┌─ Exercise input
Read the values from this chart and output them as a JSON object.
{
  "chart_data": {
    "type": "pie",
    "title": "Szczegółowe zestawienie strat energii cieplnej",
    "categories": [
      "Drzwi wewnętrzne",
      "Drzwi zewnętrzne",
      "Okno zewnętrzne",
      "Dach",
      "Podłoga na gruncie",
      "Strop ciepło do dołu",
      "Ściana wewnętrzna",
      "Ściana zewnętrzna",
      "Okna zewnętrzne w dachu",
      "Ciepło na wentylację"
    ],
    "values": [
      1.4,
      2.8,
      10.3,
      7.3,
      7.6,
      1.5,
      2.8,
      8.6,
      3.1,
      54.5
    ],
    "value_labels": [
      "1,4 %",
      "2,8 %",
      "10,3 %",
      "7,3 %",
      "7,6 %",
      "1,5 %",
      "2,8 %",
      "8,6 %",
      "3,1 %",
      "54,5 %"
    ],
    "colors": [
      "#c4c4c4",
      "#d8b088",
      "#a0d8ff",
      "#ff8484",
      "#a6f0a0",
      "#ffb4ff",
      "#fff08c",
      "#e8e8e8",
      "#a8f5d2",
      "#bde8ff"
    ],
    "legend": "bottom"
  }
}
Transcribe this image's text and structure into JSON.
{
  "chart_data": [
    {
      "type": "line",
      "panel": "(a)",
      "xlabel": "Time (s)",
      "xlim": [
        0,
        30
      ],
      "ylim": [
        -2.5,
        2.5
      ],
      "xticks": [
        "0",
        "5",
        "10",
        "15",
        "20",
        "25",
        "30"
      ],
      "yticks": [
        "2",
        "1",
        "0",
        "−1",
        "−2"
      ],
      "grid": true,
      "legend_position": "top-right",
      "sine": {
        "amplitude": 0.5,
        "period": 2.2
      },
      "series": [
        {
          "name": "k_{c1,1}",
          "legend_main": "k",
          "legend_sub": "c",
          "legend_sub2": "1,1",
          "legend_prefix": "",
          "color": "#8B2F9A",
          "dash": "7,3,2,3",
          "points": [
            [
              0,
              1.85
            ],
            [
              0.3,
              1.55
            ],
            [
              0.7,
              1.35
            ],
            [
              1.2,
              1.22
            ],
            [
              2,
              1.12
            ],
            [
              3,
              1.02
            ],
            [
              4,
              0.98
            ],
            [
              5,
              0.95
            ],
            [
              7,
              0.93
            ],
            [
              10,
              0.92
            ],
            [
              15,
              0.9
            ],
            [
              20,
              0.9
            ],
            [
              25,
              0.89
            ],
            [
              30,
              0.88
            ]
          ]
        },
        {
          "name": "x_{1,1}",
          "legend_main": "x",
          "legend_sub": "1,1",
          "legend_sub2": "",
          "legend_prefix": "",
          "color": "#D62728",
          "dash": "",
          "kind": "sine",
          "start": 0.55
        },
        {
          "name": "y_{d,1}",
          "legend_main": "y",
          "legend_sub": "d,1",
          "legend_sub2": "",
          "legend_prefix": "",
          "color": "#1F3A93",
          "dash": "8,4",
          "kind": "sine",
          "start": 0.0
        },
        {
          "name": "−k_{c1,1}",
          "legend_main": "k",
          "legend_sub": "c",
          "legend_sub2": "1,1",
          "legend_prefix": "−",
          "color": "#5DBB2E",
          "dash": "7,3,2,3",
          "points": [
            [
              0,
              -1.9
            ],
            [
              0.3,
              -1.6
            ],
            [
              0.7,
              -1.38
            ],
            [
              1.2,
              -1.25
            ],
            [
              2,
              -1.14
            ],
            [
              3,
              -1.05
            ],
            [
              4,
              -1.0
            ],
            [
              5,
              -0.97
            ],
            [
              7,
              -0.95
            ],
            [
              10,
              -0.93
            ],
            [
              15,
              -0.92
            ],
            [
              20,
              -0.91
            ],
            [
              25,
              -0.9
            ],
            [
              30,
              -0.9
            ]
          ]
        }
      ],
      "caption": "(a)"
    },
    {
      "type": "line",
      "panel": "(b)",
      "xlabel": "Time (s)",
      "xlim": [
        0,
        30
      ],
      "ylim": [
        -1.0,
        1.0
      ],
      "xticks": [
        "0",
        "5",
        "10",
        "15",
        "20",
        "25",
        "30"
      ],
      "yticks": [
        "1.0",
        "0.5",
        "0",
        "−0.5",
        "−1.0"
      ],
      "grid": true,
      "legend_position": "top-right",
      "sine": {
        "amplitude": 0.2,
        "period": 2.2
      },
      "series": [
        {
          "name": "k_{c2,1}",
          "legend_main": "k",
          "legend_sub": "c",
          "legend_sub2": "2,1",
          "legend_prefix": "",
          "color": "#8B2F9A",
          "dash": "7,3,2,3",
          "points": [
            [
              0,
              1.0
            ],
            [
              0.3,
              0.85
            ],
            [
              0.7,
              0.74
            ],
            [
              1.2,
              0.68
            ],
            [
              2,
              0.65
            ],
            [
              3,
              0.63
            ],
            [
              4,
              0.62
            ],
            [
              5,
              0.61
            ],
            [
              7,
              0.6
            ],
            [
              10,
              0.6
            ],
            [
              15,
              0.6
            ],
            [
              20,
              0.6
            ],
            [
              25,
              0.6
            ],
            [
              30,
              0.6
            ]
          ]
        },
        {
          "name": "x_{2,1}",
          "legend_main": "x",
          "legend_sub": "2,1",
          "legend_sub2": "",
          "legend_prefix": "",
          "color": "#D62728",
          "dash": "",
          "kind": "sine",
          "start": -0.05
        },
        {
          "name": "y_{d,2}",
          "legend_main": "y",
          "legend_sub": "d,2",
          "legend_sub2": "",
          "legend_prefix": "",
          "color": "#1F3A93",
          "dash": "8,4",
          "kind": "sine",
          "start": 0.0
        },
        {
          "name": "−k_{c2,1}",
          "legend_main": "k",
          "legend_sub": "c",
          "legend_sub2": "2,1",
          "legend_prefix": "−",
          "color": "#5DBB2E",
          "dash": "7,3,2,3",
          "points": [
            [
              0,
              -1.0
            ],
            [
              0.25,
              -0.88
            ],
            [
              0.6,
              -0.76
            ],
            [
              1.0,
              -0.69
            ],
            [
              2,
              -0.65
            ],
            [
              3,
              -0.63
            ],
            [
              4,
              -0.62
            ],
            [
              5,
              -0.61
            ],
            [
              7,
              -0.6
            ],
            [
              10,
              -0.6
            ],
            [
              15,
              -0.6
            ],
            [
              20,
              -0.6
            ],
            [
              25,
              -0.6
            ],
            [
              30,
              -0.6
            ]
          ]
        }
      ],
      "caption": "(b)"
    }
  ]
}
└─
Work to complete: Reproduce the records above exactly.

Task answer:
Read the values from this chart and output them as a JSON object.
{
  "chart_data": {
    "type": "pie",
    "title": "Szczegółowe zestawienie strat energii cieplnej",
    "categories": [
      "Drzwi wewnętrzne",
      "Drzwi zewnętrzne",
      "Okno zewnętrzne",
      "Dach",
      "Podłoga na gruncie",
      "Strop ciepło do dołu",
      "Ściana wewnętrzna",
      "Ściana zewnętrzna",
      "Okna zewnętrzne w dachu",
      "Ciepło na wentylację"
    ],
    "values": [
      1.4,
      2.8,
      10.3,
      7.3,
      7.6,
      1.5,
      2.8,
      8.6,
      3.1,
      54.5
    ],
    "value_labels": [
      "1,4 %",
      "2,8 %",
      "10,3 %",
      "7,3 %",
      "7,6 %",
      "1,5 %",
      "2,8 %",
      "8,6 %",
      "3,1 %",
      "54,5 %"
    ],
    "colors": [
      "#c4c4c4",
      "#d8b088",
      "#a0d8ff",
      "#ff8484",
      "#a6f0a0",
      "#ffb4ff",
      "#fff08c",
      "#e8e8e8",
      "#a8f5d2",
      "#bde8ff"
    ],
    "legend": "bottom"
  }
}
Transcribe this image's text and structure into JSON.
{
  "chart_data": [
    {
      "type": "line",
      "panel": "(a)",
      "xlabel": "Time (s)",
      "xlim": [
        0,
        30
      ],
      "ylim": [
        -2.5,
        2.5
      ],
      "xticks": [
        "0",
        "5",
        "10",
        "15",
        "20",
        "25",
        "30"
      ],
      "yticks": [
        "2",
        "1",
        "0",
        "−1",
        "−2"
      ],
      "grid": true,
      "legend_position": "top-right",
      "sine": {
        "amplitude": 0.5,
        "period": 2.2
      },
      "series": [
        {
          "name": "k_{c1,1}",
          "legend_main": "k",
          "legend_sub": "c",
          "legend_sub2": "1,1",
          "legend_prefix": "",
          "color": "#8B2F9A",
          "dash": "7,3,2,3",
          "points": [
            [
              0,
              1.85
            ],
            [
              0.3,
              1.55
            ],
            [
              0.7,
              1.35
            ],
            [
              1.2,
              1.22
            ],
            [
              2,
              1.12
            ],
            [
              3,
              1.02
            ],
            [
              4,
              0.98
            ],
            [
              5,
              0.95
            ],
            [
              7,
              0.93
            ],
            [
              10,
              0.92
            ],
            [
              15,
              0.9
            ],
            [
              20,
              0.9
            ],
            [
              25,
              0.89
            ],
            [
              30,
              0.88
            ]
          ]
        },
        {
          "name": "x_{1,1}",
          "legend_main": "x",
          "legend_sub": "1,1",
          "legend_sub2": "",
          "legend_prefix": "",
          "color": "#D62728",
          "dash": "",
          "kind": "sine",
          "start": 0.55
        },
        {
          "name": "y_{d,1}",
          "legend_main": "y",
          "legend_sub": "d,1",
          "legend_sub2": "",
          "legend_prefix": "",
          "color": "#1F3A93",
          "dash": "8,4",
          "kind": "sine",
          "start": 0.0
        },
        {
          "name": "−k_{c1,1}",
          "legend_main": "k",
          "legend_sub": "c",
          "legend_sub2": "1,1",
          "legend_prefix": "−",
          "color": "#5DBB2E",
          "dash": "7,3,2,3",
          "points": [
            [
              0,
              -1.9
            ],
            [
              0.3,
              -1.6
            ],
            [
              0.7,
              -1.38
            ],
            [
              1.2,
              -1.25
            ],
            [
              2,
              -1.14
            ],
            [
              3,
              -1.05
            ],
            [
              4,
              -1.0
            ],
            [
              5,
              -0.97
            ],
            [
              7,
              -0.95
            ],
            [
              10,
              -0.93
            ],
            [
              15,
              -0.92
            ],
            [
              20,
              -0.91
            ],
            [
              25,
              -0.9
            ],
            [
              30,
              -0.9
            ]
          ]
        }
      ],
      "caption": "(a)"
    },
    {
      "type": "line",
      "panel": "(b)",
      "xlabel": "Time (s)",
      "xlim": [
        0,
        30
      ],
      "ylim": [
        -1.0,
        1.0
      ],
      "xticks": [
        "0",
        "5",
        "10",
        "15",
        "20",
        "25",
        "30"
      ],
      "yticks": [
        "1.0",
        "0.5",
        "0",
        "−0.5",
        "−1.0"
      ],
      "grid": true,
      "legend_position": "top-right",
      "sine": {
        "amplitude": 0.2,
        "period": 2.2
      },
      "series": [
        {
          "name": "k_{c2,1}",
          "legend_main": "k",
          "legend_sub": "c",
          "legend_sub2": "2,1",
          "legend_prefix": "",
          "color": "#8B2F9A",
          "dash": "7,3,2,3",
          "points": [
            [
              0,
              1.0
            ],
            [
              0.3,
              0.85
            ],
            [
              0.7,
              0.74
            ],
            [
              1.2,
              0.68
            ],
            [
              2,
              0.65
            ],
            [
              3,
              0.63
            ],
            [
              4,
              0.62
            ],
            [
              5,
              0.61
            ],
            [
              7,
              0.6
            ],
            [
              10,
              0.6
            ],
            [
              15,
              0.6
            ],
            [
              20,
              0.6
            ],
            [
              25,
              0.6
            ],
            [
              30,
              0.6
            ]
          ]
        },
        {
          "name": "x_{2,1}",
          "legend_main": "x",
          "legend_sub": "2,1",
          "legend_sub2": "",
          "legend_prefix": "",
          "color": "#D62728",
          "dash": "",
          "kind": "sine",
          "start": -0.05
        },
        {
          "name": "y_{d,2}",
          "legend_main": "y",
          "legend_sub": "d,2",
          "legend_sub2": "",
          "legend_prefix": "",
          "color": "#1F3A93",
          "dash": "8,4",
          "kind": "sine",
          "start": 0.0
        },
        {
          "name": "−k_{c2,1}",
          "legend_main": "k",
          "legend_sub": "c",
          "legend_sub2": "2,1",
          "legend_prefix": "−",
          "color": "#5DBB2E",
          "dash": "7,3,2,3",
          "points": [
            [
              0,
              -1.0
            ],
            [
              0.25,
              -0.88
            ],
            [
              0.6,
              -0.76
            ],
            [
              1.0,
              -0.69
            ],
            [
              2,
              -0.65
            ],
            [
              3,
              -0.63
            ],
            [
              4,
              -0.62
            ],
            [
              5,
              -0.61
            ],
            [
              7,
              -0.6
            ],
            [
              10,
              -0.6
            ],
            [
              15,
              -0.6
            ],
            [
              20,
              -0.6
            ],
            [
              25,
              -0.6
            ],
            [
              30,
              -0.6
            ]
          ]
        }
      ],
      "caption": "(b)"
    }
  ]
}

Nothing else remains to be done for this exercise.